§ Task prompt
Entries follow. Set all of them down as they stand.

§ Information provided
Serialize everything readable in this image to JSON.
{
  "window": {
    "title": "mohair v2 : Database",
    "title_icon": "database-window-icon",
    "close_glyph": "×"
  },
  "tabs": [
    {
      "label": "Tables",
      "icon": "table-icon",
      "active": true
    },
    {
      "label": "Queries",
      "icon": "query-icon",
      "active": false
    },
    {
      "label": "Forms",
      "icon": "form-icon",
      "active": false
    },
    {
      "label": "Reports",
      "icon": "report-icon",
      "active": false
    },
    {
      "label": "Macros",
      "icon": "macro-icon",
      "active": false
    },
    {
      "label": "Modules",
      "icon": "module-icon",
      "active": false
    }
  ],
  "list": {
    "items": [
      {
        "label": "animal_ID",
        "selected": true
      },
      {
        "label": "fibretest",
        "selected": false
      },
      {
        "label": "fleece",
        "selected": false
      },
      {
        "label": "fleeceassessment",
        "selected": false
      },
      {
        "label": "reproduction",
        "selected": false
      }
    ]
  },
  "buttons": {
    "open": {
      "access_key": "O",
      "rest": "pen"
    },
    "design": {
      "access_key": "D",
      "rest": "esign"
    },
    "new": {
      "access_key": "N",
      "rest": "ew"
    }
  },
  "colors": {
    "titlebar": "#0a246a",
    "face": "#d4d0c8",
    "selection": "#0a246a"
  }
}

§ Answer for the task
Serialize everything readable in this image to JSON.
{
  "window": {
    "title": "mohair v2 : Database",
    "title_icon": "database-window-icon",
    "close_glyph": "×"
  },
  "tabs": [
    {
      "label": "Tables",
      "icon": "table-icon",
      "active": true
    },
    {
      "label": "Queries",
      "icon": "query-icon",
      "active": false
    },
    {
      "label": "Forms",
      "icon": "form-icon",
      "active": false
    },
    {
      "label": "Reports",
      "icon": "report-icon",
      "active": false
    },
    {
      "label": "Macros",
      "icon": "macro-icon",
      "active": false
    },
    {
      "label": "Modules",
      "icon": "module-icon",
      "active": false
    }
  ],
  "list": {
    "items": [
      {
        "label": "animal_ID",
        "selected": true
      },
      {
        "label": "fibretest",
        "selected": false
      },
      {
        "label": "fleece",
        "selected": false
      },
      {
        "label": "fleeceassessment",
        "selected": false
      },
      {
        "label": "reproduction",
        "selected": false
      }
    ]
  },
  "buttons": {
    "open": {
      "access_key": "O",
      "rest": "pen"
    },
    "design": {
      "access_key": "D",
      "rest": "esign"
    },
    "new": {
      "access_key": "N",
      "rest": "ew"
    }
  },
  "colors": {
    "titlebar": "#0a246a",
    "face": "#d4d0c8",
    "selection": "#0a246a"
  }
}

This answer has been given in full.